* STATED EXERCISE: The listing beneath should be written out in full, exactly as shown.

** start **

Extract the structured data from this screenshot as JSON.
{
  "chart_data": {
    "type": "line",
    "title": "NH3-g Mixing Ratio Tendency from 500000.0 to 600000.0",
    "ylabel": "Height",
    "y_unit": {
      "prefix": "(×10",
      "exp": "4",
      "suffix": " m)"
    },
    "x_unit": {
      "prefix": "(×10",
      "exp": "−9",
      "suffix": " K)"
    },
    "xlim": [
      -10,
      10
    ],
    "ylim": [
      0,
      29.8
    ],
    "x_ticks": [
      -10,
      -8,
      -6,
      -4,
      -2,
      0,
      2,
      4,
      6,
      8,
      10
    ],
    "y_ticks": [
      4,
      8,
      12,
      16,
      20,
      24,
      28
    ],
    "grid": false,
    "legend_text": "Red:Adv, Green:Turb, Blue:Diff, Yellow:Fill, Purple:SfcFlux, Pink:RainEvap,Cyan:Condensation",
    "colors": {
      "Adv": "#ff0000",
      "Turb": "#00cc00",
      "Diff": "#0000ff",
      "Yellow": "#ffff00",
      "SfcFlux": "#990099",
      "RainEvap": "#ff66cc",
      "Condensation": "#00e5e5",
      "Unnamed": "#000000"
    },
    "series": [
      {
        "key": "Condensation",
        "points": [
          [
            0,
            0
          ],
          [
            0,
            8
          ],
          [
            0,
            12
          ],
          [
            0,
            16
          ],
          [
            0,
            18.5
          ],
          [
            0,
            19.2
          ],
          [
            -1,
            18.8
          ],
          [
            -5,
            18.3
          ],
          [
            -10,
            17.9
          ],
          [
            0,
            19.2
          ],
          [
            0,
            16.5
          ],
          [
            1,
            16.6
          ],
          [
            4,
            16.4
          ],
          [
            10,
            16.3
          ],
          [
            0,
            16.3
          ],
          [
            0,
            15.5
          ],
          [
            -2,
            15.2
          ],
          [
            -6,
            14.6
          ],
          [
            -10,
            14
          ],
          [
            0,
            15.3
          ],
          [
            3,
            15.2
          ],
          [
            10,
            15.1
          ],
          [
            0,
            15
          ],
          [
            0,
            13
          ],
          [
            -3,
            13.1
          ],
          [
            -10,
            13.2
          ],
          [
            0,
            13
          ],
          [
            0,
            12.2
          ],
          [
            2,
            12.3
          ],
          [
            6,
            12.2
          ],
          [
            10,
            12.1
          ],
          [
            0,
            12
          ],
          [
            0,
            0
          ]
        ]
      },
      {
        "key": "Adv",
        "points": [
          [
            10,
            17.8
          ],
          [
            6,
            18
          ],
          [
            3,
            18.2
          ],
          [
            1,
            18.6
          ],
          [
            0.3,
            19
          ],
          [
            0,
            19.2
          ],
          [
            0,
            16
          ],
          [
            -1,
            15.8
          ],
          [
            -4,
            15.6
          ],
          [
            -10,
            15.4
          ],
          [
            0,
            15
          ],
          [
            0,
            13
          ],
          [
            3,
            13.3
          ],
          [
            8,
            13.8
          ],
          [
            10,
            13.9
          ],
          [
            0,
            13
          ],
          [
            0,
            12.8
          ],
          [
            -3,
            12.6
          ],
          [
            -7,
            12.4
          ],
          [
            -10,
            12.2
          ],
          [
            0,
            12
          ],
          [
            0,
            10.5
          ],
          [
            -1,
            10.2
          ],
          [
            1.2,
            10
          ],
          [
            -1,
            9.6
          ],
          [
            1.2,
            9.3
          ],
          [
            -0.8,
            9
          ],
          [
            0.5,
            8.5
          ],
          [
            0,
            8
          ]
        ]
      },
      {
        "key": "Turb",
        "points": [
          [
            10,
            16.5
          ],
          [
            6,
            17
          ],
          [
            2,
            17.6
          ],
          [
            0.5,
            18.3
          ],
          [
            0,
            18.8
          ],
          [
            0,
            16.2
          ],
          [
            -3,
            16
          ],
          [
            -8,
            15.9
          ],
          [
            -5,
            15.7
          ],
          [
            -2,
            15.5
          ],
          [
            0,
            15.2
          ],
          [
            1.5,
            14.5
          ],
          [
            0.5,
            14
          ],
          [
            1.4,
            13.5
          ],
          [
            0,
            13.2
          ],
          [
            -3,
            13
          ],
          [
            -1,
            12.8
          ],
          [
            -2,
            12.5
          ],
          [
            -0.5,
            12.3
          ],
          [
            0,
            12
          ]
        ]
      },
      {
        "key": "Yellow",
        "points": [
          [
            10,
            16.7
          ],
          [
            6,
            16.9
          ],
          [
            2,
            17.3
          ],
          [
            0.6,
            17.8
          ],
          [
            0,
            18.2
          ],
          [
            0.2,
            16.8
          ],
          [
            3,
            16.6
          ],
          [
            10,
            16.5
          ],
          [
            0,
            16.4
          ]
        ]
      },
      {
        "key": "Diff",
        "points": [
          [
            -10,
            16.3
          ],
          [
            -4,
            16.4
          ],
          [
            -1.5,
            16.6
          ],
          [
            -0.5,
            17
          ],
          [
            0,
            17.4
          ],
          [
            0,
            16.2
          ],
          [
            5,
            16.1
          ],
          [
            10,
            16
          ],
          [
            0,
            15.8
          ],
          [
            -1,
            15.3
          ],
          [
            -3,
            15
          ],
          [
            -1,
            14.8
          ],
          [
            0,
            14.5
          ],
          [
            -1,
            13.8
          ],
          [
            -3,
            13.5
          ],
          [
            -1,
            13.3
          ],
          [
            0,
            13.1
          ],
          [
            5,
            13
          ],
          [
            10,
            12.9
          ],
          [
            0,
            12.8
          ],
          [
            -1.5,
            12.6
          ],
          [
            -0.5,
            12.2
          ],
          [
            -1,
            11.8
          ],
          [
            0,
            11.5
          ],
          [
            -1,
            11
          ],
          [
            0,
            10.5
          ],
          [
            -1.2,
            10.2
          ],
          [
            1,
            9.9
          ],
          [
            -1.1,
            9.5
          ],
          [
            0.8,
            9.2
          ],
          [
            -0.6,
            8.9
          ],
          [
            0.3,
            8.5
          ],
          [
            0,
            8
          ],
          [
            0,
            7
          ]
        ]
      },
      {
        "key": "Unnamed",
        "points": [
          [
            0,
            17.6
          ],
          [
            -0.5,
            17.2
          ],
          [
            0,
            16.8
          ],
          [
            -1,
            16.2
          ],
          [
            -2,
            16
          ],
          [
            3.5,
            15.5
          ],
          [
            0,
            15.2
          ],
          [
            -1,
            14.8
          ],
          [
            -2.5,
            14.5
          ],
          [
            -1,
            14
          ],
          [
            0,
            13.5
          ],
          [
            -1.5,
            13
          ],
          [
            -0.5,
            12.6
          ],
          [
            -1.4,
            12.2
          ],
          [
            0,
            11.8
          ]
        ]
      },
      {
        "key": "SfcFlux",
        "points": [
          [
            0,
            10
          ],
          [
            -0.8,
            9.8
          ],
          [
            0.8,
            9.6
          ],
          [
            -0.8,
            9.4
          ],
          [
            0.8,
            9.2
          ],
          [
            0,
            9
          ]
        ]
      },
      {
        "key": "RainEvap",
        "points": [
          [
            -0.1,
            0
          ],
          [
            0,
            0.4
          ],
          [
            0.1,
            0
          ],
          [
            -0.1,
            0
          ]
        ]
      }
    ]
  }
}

** end **

* FINISHED ANSWER:
Extract the structured data from this screenshot as JSON.
{
  "chart_data": {
    "type": "line",
    "title": "NH3-g Mixing Ratio Tendency from 500000.0 to 600000.0",
    "ylabel": "Height",
    "y_unit": {
      "prefix": "(×10",
      "exp": "4",
      "suffix": " m)"
    },
    "x_unit": {
      "prefix": "(×10",
      "exp": "−9",
      "suffix": " K)"
    },
    "xlim": [
      -10,
      10
    ],
    "ylim": [
      0,
      29.8
    ],
    "x_ticks": [
      -10,
      -8,
      -6,
      -4,
      -2,
      0,
      2,
      4,
      6,
      8,
      10
    ],
    "y_ticks": [
      4,
      8,
      12,
      16,
      20,
      24,
      28
    ],
    "grid": false,
    "legend_text": "Red:Adv, Green:Turb, Blue:Diff, Yellow:Fill, Purple:SfcFlux, Pink:RainEvap,Cyan:Condensation",
    "colors": {
      "Adv": "#ff0000",
      "Turb": "#00cc00",
      "Diff": "#0000ff",
      "Yellow": "#ffff00",
      "SfcFlux": "#990099",
      "RainEvap": "#ff66cc",
      "Condensation": "#00e5e5",
      "Unnamed": "#000000"
    },
    "series": [
      {
        "key": "Condensation",
        "points": [
          [
            0,
            0
          ],
          [
            0,
            8
          ],
          [
            0,
            12
          ],
          [
            0,
            16
          ],
          [
            0,
            18.5
          ],
          [
            0,
            19.2
          ],
          [
            -1,
            18.8
          ],
          [
            -5,
            18.3
          ],
          [
            -10,
            17.9
          ],
          [
            0,
            19.2
          ],
          [
            0,
            16.5
          ],
          [
            1,
            16.6
          ],
          [
            4,
            16.4
          ],
          [
            10,
            16.3
          ],
          [
            0,
            16.3
          ],
          [
            0,
            15.5
          ],
          [
            -2,
            15.2
          ],
          [
            -6,
            14.6
          ],
          [
            -10,
            14
          ],
          [
            0,
            15.3
          ],
          [
            3,
            15.2
          ],
          [
            10,
            15.1
          ],
          [
            0,
            15
          ],
          [
            0,
            13
          ],
          [
            -3,
            13.1
          ],
          [
            -10,
            13.2
          ],
          [
            0,
            13
          ],
          [
            0,
            12.2
          ],
          [
            2,
            12.3
          ],
          [
            6,
            12.2
          ],
          [
            10,
            12.1
          ],
          [
            0,
            12
          ],
          [
            0,
            0
          ]
        ]
      },
      {
        "key": "Adv",
        "points": [
          [
            10,
            17.8
          ],
          [
            6,
            18
          ],
          [
            3,
            18.2
          ],
          [
            1,
            18.6
          ],
          [
            0.3,
            19
          ],
          [
            0,
            19.2
          ],
          [
            0,
            16
          ],
          [
            -1,
            15.8
          ],
          [
            -4,
            15.6
          ],
          [
            -10,
            15.4
          ],
          [
            0,
            15
          ],
          [
            0,
            13
          ],
          [
            3,
            13.3
          ],
          [
            8,
            13.8
          ],
          [
            10,
            13.9
          ],
          [
            0,
            13
          ],
          [
            0,
            12.8
          ],
          [
            -3,
            12.6
          ],
          [
            -7,
            12.4
          ],
          [
            -10,
            12.2
          ],
          [
            0,
            12
          ],
          [
            0,
            10.5
          ],
          [
            -1,
            10.2
          ],
          [
            1.2,
            10
          ],
          [
            -1,
            9.6
          ],
          [
            1.2,
            9.3
          ],
          [
            -0.8,
            9
          ],
          [
            0.5,
            8.5
          ],
          [
            0,
            8
          ]
        ]
      },
      {
        "key": "Turb",
        "points": [
          [
            10,
            16.5
          ],
          [
            6,
            17
          ],
          [
            2,
            17.6
          ],
          [
            0.5,
            18.3
          ],
          [
            0,
            18.8
          ],
          [
            0,
            16.2
          ],
          [
            -3,
            16
          ],
          [
            -8,
            15.9
          ],
          [
            -5,
            15.7
          ],
          [
            -2,
            15.5
          ],
          [
            0,
            15.2
          ],
          [
            1.5,
            14.5
          ],
          [
            0.5,
            14
          ],
          [
            1.4,
            13.5
          ],
          [
            0,
            13.2
          ],
          [
            -3,
            13
          ],
          [
            -1,
            12.8
          ],
          [
            -2,
            12.5
          ],
          [
            -0.5,
            12.3
          ],
          [
            0,
            12
          ]
        ]
      },
      {
        "key": "Yellow",
        "points": [
          [
            10,
            16.7
          ],
          [
            6,
            16.9
          ],
          [
            2,
            17.3
          ],
          [
            0.6,
            17.8
          ],
          [
            0,
            18.2
          ],
          [
            0.2,
            16.8
          ],
          [
            3,
            16.6
          ],
          [
            10,
            16.5
          ],
          [
            0,
            16.4
          ]
        ]
      },
      {
        "key": "Diff",
        "points": [
          [
            -10,
            16.3
          ],
          [
            -4,
            16.4
          ],
          [
            -1.5,
            16.6
          ],
          [
            -0.5,
            17
          ],
          [
            0,
            17.4
          ],
          [
            0,
            16.2
          ],
          [
            5,
            16.1
          ],
          [
            10,
            16
          ],
          [
            0,
            15.8
          ],
          [
            -1,
            15.3
          ],
          [
            -3,
            15
          ],
          [
            -1,
            14.8
          ],
          [
            0,
            14.5
          ],
          [
            -1,
            13.8
          ],
          [
            -3,
            13.5
          ],
          [
            -1,
            13.3
          ],
          [
            0,
            13.1
          ],
          [
            5,
            13
          ],
          [
            10,
            12.9
          ],
          [
            0,
            12.8
          ],
          [
            -1.5,
            12.6
          ],
          [
            -0.5,
            12.2
          ],
          [
            -1,
            11.8
          ],
          [
            0,
            11.5
          ],
          [
            -1,
            11
          ],
          [
            0,
            10.5
          ],
          [
            -1.2,
            10.2
          ],
          [
            1,
            9.9
          ],
          [
            -1.1,
            9.5
          ],
          [
            0.8,
            9.2
          ],
          [
            -0.6,
            8.9
          ],
          [
            0.3,
            8.5
          ],
          [
            0,
            8
          ],
          [
            0,
            7
          ]
        ]
      },
      {
        "key": "Unnamed",
        "points": [
          [
            0,
            17.6
          ],
          [
            -0.5,
            17.2
          ],
          [
            0,
            16.8
          ],
          [
            -1,
            16.2
          ],
          [
            -2,
            16
          ],
          [
            3.5,
            15.5
          ],
          [
            0,
            15.2
          ],
          [
            -1,
            14.8
          ],
          [
            -2.5,
            14.5
          ],
          [
            -1,
            14
          ],
          [
            0,
            13.5
          ],
          [
            -1.5,
            13
          ],
          [
            -0.5,
            12.6
          ],
          [
            -1.4,
            12.2
          ],
          [
            0,
            11.8
          ]
        ]
      },
      {
        "key": "SfcFlux",
        "points": [
          [
            0,
            10
          ],
          [
            -0.8,
            9.8
          ],
          [
            0.8,
            9.6
          ],
          [
            -0.8,
            9.4
          ],
          [
            0.8,
            9.2
          ],
          [
            0,
            9
          ]
        ]
      },
      {
        "key": "RainEvap",
        "points": [
          [
            -0.1,
            0
          ],
          [
            0,
            0.4
          ],
          [
            0.1,
            0
          ],
          [
            -0.1,
            0
          ]
        ]
      }
    ]
  }
}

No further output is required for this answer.